Items listed in a dataset
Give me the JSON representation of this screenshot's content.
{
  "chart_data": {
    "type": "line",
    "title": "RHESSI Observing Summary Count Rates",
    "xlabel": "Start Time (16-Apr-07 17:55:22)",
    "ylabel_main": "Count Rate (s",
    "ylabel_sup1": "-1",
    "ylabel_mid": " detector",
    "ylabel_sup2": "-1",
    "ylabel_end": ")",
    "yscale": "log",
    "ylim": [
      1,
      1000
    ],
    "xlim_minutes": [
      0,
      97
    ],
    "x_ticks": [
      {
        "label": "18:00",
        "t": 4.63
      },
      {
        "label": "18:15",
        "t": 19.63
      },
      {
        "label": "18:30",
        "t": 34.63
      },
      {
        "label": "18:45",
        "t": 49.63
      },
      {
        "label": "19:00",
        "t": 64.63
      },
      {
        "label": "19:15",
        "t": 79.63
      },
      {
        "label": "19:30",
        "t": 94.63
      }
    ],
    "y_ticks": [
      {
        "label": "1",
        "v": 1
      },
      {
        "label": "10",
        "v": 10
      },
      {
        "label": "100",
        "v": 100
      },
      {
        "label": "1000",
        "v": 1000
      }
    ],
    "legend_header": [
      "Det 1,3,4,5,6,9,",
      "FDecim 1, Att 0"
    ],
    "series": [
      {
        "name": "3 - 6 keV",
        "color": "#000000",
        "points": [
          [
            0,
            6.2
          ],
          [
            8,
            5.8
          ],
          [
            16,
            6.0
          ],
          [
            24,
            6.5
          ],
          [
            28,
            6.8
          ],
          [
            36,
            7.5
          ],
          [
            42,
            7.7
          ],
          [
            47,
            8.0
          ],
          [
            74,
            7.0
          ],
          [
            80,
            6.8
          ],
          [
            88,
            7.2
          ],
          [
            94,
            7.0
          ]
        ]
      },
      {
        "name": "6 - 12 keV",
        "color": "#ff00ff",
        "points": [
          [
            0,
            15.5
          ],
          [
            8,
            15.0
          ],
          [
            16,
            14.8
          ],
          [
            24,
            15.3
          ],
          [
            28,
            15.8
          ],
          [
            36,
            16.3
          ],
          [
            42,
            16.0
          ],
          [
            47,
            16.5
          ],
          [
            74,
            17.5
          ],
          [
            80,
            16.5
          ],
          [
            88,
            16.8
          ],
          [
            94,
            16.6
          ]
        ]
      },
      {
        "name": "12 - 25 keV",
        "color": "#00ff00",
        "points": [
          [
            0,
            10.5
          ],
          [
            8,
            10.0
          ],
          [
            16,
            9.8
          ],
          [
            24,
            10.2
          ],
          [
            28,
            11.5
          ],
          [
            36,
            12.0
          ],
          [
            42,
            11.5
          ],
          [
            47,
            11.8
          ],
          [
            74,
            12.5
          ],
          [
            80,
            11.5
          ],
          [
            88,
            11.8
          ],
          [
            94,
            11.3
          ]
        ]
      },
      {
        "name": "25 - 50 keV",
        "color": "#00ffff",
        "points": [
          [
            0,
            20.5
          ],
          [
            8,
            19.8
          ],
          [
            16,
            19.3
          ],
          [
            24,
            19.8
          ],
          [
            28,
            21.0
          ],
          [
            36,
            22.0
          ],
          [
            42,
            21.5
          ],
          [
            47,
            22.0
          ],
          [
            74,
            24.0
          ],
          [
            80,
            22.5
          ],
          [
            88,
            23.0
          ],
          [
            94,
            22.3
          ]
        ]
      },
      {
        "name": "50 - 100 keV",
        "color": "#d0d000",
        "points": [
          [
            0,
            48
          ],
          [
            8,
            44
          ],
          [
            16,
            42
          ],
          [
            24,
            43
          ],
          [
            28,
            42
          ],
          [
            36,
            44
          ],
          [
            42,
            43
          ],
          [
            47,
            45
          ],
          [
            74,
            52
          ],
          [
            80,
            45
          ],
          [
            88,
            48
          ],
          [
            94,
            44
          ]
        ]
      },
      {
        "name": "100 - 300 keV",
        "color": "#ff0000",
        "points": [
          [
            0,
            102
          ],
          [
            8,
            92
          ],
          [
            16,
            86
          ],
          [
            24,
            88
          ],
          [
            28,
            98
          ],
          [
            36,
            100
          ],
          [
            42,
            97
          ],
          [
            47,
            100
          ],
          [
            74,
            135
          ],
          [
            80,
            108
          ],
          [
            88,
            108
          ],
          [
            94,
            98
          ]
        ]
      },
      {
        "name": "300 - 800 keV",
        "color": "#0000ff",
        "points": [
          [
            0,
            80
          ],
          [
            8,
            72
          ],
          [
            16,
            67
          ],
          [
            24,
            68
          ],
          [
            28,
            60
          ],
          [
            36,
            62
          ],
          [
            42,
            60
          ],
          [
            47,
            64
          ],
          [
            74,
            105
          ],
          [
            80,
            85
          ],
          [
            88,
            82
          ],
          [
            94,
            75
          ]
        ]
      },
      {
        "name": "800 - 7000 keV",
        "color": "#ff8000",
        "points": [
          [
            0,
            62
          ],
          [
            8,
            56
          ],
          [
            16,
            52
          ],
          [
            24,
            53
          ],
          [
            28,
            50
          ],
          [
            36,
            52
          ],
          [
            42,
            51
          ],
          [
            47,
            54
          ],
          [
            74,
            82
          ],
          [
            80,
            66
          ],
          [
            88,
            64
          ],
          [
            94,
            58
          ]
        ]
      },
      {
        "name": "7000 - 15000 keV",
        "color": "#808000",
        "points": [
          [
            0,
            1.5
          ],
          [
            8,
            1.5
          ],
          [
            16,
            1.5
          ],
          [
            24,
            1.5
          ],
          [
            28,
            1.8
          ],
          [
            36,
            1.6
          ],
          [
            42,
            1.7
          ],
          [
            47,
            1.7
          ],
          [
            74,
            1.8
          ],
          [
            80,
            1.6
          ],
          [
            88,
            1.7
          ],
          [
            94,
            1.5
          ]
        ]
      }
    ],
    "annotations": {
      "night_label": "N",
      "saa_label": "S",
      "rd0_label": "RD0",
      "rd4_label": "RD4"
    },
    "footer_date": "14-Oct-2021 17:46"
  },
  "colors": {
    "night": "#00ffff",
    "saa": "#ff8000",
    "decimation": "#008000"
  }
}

## Exercise goal
Which lines hold the word "name"? Show each one.

## Exercise solution
        "name": "3 - 6 keV",
        "name": "6 - 12 keV",
        "name": "12 - 25 keV",
        "name": "25 - 50 keV",
        "name": "50 - 100 keV",
        "name": "100 - 300 keV",
        "name": "300 - 800 keV",
        "name": "800 - 7000 keV",
        "name": "7000 - 15000 keV",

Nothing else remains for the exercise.